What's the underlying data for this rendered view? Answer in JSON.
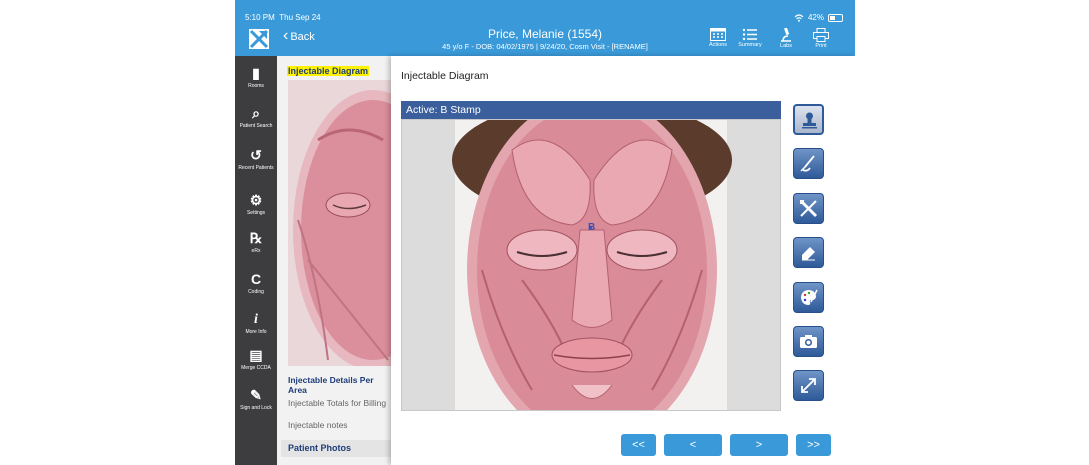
{
  "status_bar": {
    "time": "5:10 PM",
    "date": "Thu Sep 24",
    "battery": "42%"
  },
  "header": {
    "back_label": "Back",
    "patient_name": "Price, Melanie (1554)",
    "patient_details": "45 y/o F - DOB: 04/02/1975 | 9/24/20, Cosm Visit - [RENAME]",
    "buttons": [
      {
        "label": "Actions",
        "icon": "calendar-grid-icon"
      },
      {
        "label": "Summary",
        "icon": "list-icon"
      },
      {
        "label": "Labs",
        "icon": "microscope-icon"
      },
      {
        "label": "Print",
        "icon": "printer-icon"
      }
    ],
    "color": "#3a9ad9"
  },
  "sidebar": {
    "items": [
      {
        "label": "Rooms",
        "icon": "door-icon"
      },
      {
        "label": "Patient Search",
        "icon": "magnifier-icon"
      },
      {
        "label": "Recent Patients",
        "icon": "history-icon"
      },
      {
        "label": "Settings",
        "icon": "gear-icon"
      },
      {
        "label": "eRx",
        "icon": "rx-icon"
      },
      {
        "label": "Coding",
        "icon": "c-icon"
      },
      {
        "label": "More Info",
        "icon": "info-icon"
      },
      {
        "label": "Merge CCDA",
        "icon": "clipboard-icon"
      },
      {
        "label": "Sign and Lock",
        "icon": "pen-icon"
      }
    ]
  },
  "document": {
    "highlight_title": "Injectable Diagram",
    "links": [
      "Injectable Details Per Area",
      "Injectable Totals for Billing",
      "Injectable notes"
    ],
    "section": "Patient Photos"
  },
  "modal": {
    "title": "Injectable Diagram",
    "active_label": "Active: B Stamp",
    "stamp_label": "B",
    "tools": [
      {
        "name": "stamp-icon",
        "selected": true
      },
      {
        "name": "pen-icon",
        "selected": false
      },
      {
        "name": "cross-tools-icon",
        "selected": false
      },
      {
        "name": "eraser-icon",
        "selected": false
      },
      {
        "name": "palette-icon",
        "selected": false
      },
      {
        "name": "camera-icon",
        "selected": false
      },
      {
        "name": "expand-icon",
        "selected": false
      }
    ],
    "nav": [
      "<<",
      "<",
      ">",
      ">>"
    ]
  }
}
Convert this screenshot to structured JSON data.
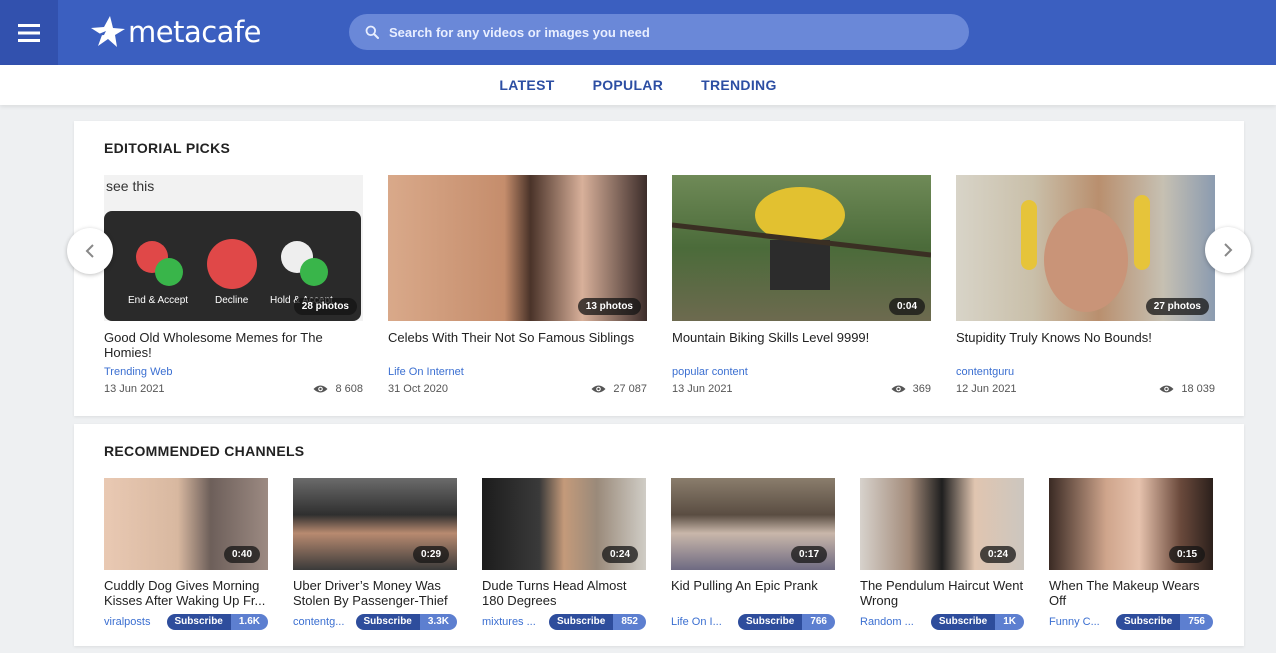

---

WORK TO COMPLETE:
Your answer must be an exact repeat of the records above, with the pictures left out.

TASK ANSWER:
What's the underlying data for this rendered view? Answer in JSON.
{
  "status_bar": {
    "time": "5:10 PM",
    "date": "Thu Sep 24",
    "battery": "42%"
  },
  "header": {
    "back_label": "Back",
    "patient_name": "Price, Melanie (1554)",
    "patient_details": "45 y/o F - DOB: 04/02/1975 | 9/24/20, Cosm Visit - [RENAME]",
    "buttons": [
      {
        "label": "Actions",
        "icon": "calendar-grid-icon"
      },
      {
        "label": "Summary",
        "icon": "list-icon"
      },
      {
        "label": "Labs",
        "icon": "microscope-icon"
      },
      {
        "label": "Print",
        "icon": "printer-icon"
      }
    ],
    "color": "#3a9ad9"
  },
  "sidebar": {
    "items": [
      {
        "label": "Rooms",
        "icon": "door-icon"
      },
      {
        "label": "Patient Search",
        "icon": "magnifier-icon"
      },
      {
        "label": "Recent Patients",
        "icon": "history-icon"
      },
      {
        "label": "Settings",
        "icon": "gear-icon"
      },
      {
        "label": "eRx",
        "icon": "rx-icon"
      },
      {
        "label": "Coding",
        "icon": "c-icon"
      },
      {
        "label": "More Info",
        "icon": "info-icon"
      },
      {
        "label": "Merge CCDA",
        "icon": "clipboard-icon"
      },
      {
        "label": "Sign and Lock",
        "icon": "pen-icon"
      }
    ]
  },
  "document": {
    "highlight_title": "Injectable Diagram",
    "links": [
      "Injectable Details Per Area",
      "Injectable Totals for Billing",
      "Injectable notes"
    ],
    "section": "Patient Photos"
  },
  "modal": {
    "title": "Injectable Diagram",
    "active_label": "Active: B Stamp",
    "stamp_label": "B",
    "tools": [
      {
        "name": "stamp-icon",
        "selected": true
      },
      {
        "name": "pen-icon",
        "selected": false
      },
      {
        "name": "cross-tools-icon",
        "selected": false
      },
      {
        "name": "eraser-icon",
        "selected": false
      },
      {
        "name": "palette-icon",
        "selected": false
      },
      {
        "name": "camera-icon",
        "selected": false
      },
      {
        "name": "expand-icon",
        "selected": false
      }
    ],
    "nav": [
      "<<",
      "<",
      ">",
      ">>"
    ]
  }
}
Convert this screenshot to structured JSON data.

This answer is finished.